Set down each line of the material that follows, exactly, with no pictures.
■ ■ ■ ■
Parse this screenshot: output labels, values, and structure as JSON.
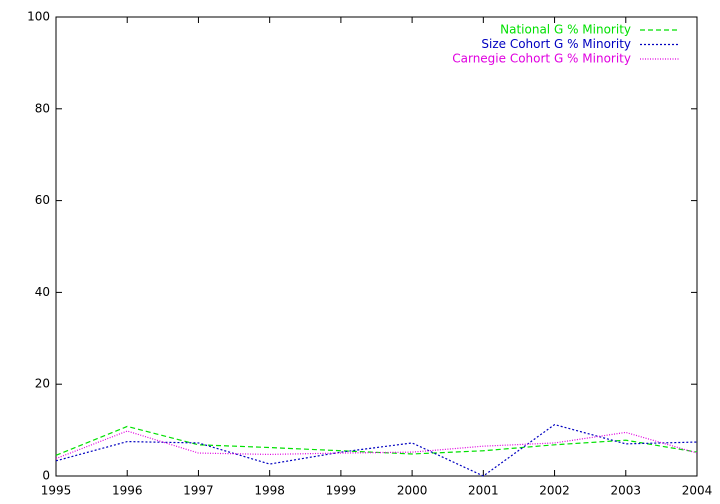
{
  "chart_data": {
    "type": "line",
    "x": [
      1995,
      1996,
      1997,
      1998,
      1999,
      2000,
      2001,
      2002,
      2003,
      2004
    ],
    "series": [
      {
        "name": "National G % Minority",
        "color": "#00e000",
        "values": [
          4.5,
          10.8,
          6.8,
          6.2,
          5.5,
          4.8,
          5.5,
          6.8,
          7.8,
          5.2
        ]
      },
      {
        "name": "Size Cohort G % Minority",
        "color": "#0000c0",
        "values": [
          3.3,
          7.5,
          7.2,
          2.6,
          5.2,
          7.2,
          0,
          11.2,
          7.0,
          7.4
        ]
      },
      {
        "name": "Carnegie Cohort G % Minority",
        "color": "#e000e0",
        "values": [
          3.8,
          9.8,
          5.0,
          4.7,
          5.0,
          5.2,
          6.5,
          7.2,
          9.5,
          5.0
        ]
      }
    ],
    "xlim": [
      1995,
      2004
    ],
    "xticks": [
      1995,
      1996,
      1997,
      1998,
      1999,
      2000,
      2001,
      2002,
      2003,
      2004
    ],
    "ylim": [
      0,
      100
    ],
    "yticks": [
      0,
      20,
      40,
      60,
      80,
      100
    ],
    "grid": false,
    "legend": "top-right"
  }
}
■ ■ ■ ■
= RESULT BELOW =
Parse this screenshot: output labels, values, and structure as JSON.
{
  "chart_data": {
    "type": "line",
    "x": [
      1995,
      1996,
      1997,
      1998,
      1999,
      2000,
      2001,
      2002,
      2003,
      2004
    ],
    "series": [
      {
        "name": "National G % Minority",
        "color": "#00e000",
        "values": [
          4.5,
          10.8,
          6.8,
          6.2,
          5.5,
          4.8,
          5.5,
          6.8,
          7.8,
          5.2
        ]
      },
      {
        "name": "Size Cohort G % Minority",
        "color": "#0000c0",
        "values": [
          3.3,
          7.5,
          7.2,
          2.6,
          5.2,
          7.2,
          0,
          11.2,
          7.0,
          7.4
        ]
      },
      {
        "name": "Carnegie Cohort G % Minority",
        "color": "#e000e0",
        "values": [
          3.8,
          9.8,
          5.0,
          4.7,
          5.0,
          5.2,
          6.5,
          7.2,
          9.5,
          5.0
        ]
      }
    ],
    "xlim": [
      1995,
      2004
    ],
    "xticks": [
      1995,
      1996,
      1997,
      1998,
      1999,
      2000,
      2001,
      2002,
      2003,
      2004
    ],
    "ylim": [
      0,
      100
    ],
    "yticks": [
      0,
      20,
      40,
      60,
      80,
      100
    ],
    "grid": false,
    "legend": "top-right"
  }
}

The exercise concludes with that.